Your objective
Read the lines below. Copy out any that hold the string "headline".

(Extracted data entries)
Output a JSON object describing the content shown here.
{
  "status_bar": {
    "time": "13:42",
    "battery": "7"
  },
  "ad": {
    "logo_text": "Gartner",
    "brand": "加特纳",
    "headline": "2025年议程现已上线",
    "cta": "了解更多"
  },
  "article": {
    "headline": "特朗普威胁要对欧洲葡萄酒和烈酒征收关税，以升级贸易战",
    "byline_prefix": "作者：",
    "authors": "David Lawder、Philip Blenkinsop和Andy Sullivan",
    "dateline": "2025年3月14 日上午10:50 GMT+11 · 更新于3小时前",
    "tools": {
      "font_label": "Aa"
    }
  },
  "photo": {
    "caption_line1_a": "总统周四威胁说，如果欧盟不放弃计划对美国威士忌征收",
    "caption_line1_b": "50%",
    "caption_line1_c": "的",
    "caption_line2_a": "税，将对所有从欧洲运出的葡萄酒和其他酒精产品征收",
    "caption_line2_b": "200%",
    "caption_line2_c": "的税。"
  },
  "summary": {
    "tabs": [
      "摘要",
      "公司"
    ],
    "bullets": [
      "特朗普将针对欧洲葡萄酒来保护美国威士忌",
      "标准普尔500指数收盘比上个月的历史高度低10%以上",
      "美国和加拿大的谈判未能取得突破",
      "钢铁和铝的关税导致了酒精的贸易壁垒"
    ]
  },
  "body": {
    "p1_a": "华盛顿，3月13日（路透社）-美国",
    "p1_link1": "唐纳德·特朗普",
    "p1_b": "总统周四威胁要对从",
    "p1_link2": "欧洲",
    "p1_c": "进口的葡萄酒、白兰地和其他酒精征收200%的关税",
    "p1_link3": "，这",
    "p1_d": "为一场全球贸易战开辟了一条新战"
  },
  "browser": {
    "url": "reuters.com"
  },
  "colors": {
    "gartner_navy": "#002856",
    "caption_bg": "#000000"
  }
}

Result for this exercise
    "headline": "2025年议程现已上线",
    "headline": "特朗普威胁要对欧洲葡萄酒和烈酒征收关税，以升级贸易战",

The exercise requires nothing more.